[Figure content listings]
────────────────────────────────────────
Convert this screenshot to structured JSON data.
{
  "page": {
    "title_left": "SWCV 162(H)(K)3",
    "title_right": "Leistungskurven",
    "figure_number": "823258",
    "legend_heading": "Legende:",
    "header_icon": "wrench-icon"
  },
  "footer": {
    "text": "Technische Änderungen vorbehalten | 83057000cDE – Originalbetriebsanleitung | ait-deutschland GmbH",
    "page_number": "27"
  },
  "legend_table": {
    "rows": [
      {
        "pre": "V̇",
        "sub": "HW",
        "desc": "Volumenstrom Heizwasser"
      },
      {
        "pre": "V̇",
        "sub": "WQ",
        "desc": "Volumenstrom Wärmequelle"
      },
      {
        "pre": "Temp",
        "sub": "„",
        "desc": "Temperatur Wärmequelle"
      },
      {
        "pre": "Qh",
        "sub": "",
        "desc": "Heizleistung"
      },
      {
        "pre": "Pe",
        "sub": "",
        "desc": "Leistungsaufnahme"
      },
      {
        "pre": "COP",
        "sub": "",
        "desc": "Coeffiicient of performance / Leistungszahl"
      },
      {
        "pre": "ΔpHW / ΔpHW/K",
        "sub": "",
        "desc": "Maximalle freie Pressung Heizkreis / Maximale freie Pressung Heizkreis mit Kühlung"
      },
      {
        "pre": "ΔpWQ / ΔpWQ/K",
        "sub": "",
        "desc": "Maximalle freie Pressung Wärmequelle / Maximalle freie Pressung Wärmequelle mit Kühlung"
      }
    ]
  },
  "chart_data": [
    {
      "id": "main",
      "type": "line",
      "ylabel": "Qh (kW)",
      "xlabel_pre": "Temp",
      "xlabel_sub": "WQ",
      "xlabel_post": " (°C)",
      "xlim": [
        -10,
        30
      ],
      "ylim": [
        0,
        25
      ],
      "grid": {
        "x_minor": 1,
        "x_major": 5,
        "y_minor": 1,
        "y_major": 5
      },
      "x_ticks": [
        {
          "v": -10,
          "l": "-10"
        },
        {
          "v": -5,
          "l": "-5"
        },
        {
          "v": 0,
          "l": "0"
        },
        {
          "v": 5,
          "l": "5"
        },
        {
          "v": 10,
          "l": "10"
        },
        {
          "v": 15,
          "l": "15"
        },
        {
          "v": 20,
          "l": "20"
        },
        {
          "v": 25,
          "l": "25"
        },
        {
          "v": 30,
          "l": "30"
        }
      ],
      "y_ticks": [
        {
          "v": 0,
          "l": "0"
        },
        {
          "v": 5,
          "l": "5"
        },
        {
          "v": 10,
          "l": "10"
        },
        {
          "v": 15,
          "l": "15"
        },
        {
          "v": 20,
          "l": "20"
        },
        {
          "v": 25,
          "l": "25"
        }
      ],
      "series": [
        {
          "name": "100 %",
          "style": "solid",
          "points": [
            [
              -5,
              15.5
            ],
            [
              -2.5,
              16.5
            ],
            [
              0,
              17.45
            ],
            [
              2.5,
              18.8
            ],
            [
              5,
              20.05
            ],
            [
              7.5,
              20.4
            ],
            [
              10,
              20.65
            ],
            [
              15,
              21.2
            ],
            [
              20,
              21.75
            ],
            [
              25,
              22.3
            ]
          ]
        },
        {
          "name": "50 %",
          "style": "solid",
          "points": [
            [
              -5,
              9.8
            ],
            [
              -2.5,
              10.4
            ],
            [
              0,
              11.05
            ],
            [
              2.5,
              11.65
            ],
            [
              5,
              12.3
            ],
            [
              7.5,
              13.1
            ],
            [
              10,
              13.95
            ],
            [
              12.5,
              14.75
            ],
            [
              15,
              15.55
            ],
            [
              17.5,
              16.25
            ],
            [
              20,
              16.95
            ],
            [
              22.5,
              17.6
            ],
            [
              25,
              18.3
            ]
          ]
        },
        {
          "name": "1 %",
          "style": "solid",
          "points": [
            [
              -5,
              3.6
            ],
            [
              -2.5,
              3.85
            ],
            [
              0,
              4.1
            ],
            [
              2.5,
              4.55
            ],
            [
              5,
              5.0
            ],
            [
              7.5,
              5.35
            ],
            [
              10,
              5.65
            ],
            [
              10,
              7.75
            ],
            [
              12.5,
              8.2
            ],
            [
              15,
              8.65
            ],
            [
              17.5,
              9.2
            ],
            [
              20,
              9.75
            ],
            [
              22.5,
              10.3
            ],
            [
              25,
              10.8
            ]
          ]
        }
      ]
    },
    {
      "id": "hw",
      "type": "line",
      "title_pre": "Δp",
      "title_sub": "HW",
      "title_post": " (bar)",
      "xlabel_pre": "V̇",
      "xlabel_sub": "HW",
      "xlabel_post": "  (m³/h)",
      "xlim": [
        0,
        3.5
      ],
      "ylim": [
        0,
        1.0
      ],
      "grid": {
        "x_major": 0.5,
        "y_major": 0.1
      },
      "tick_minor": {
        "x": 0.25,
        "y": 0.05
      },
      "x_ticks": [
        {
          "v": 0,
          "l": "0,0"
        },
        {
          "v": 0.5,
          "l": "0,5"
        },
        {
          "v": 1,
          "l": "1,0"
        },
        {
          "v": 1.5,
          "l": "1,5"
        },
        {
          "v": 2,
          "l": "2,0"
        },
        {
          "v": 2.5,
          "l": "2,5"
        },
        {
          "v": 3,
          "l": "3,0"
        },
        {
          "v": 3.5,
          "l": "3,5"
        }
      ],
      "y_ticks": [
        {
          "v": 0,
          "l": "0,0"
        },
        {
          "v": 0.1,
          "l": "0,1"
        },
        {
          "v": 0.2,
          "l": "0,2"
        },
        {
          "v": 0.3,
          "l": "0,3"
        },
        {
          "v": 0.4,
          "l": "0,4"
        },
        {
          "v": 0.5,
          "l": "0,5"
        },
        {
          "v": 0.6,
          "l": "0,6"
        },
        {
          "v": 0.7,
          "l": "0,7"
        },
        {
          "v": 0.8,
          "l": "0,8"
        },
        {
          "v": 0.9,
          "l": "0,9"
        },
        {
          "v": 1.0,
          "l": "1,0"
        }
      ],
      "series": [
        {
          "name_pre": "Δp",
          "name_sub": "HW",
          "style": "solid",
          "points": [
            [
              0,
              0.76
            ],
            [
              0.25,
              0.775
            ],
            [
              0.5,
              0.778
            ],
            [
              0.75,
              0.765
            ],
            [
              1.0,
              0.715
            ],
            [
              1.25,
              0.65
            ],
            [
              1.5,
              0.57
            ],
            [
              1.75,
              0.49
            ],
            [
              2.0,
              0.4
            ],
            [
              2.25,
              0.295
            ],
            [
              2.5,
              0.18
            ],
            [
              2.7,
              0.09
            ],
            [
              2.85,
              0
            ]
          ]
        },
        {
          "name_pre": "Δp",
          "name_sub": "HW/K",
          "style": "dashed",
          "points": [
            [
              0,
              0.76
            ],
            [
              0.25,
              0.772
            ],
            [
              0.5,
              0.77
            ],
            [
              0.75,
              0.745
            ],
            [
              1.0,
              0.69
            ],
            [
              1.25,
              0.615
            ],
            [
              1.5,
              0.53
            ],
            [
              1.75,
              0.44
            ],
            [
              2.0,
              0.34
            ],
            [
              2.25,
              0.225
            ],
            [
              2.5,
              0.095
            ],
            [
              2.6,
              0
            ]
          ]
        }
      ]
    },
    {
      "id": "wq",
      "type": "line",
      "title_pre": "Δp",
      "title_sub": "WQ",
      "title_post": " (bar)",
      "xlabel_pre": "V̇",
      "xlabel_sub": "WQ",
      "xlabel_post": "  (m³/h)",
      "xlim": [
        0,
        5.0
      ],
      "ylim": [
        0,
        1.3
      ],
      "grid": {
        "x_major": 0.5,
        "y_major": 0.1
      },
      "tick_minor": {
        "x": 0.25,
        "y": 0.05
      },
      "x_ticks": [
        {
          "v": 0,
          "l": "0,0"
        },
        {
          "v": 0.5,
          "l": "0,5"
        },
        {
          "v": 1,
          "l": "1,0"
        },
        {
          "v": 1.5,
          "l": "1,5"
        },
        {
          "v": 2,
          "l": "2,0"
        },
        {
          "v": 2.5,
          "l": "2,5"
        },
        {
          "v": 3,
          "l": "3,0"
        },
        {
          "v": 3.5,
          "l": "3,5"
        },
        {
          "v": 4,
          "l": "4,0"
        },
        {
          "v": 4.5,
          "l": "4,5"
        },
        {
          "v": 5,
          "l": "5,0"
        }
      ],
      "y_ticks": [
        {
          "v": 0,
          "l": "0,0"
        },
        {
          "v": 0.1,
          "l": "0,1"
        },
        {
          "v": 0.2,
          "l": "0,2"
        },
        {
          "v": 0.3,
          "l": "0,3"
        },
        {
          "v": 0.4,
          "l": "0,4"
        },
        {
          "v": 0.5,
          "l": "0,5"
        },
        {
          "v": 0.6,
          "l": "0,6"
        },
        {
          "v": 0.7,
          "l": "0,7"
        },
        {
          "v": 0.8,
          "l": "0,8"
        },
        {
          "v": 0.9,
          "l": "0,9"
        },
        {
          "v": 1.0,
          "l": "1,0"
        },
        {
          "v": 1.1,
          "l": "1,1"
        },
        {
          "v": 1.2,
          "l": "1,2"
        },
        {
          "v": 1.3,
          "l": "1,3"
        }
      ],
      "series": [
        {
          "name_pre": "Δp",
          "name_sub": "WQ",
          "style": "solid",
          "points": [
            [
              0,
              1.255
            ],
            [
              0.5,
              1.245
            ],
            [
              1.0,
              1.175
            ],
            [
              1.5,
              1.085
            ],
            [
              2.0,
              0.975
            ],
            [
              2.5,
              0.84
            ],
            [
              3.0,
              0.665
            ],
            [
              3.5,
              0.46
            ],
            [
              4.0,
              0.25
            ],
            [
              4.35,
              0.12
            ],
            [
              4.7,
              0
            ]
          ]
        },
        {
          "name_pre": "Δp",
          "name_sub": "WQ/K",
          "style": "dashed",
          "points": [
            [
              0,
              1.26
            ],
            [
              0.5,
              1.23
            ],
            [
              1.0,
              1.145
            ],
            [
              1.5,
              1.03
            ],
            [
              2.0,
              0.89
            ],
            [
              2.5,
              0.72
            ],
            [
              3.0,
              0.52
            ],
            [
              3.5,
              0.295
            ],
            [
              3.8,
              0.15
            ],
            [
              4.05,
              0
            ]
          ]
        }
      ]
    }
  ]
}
────────────────────────────────────────
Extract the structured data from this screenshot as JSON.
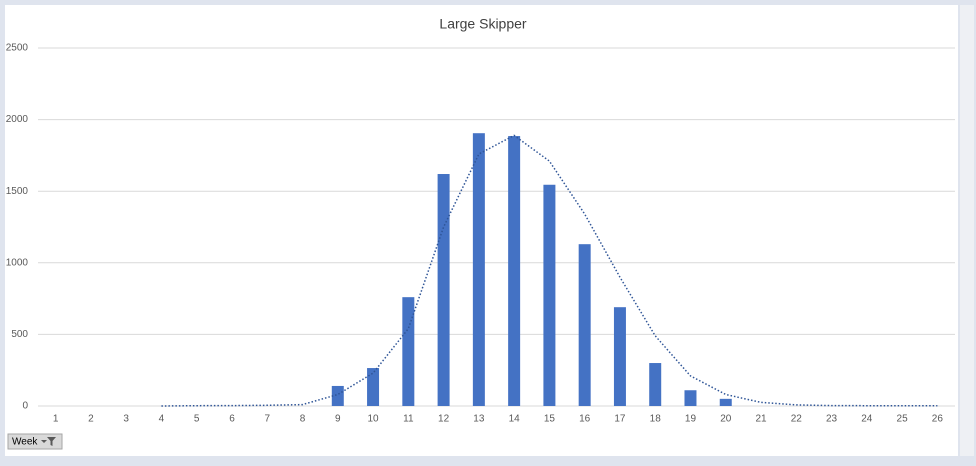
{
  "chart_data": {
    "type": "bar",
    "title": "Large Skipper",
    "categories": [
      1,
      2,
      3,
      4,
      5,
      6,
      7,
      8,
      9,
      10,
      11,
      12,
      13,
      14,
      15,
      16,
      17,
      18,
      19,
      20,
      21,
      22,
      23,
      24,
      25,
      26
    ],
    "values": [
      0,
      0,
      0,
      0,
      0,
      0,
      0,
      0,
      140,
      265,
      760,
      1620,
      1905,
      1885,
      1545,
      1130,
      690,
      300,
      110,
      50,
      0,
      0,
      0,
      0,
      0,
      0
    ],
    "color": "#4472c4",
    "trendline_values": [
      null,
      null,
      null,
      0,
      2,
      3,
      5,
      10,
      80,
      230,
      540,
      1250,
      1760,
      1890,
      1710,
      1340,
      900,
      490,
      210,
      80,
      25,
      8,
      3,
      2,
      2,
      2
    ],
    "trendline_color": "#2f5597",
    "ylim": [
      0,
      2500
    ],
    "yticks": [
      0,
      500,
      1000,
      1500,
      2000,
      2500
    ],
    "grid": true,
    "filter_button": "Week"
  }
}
────────────────────────────────────────
WHAT THE TASK ASKS: Look over the records above and copy each line that includes the string "Maximalle".

FINAL RESULT:
        "desc": "Maximalle freie Pressung Heizkreis / Maximale freie Pressung Heizkreis mit Kühlung"
        "desc": "Maximalle freie Pressung Wärmequelle / Maximalle freie Pressung Wärmequelle mit Kühlung"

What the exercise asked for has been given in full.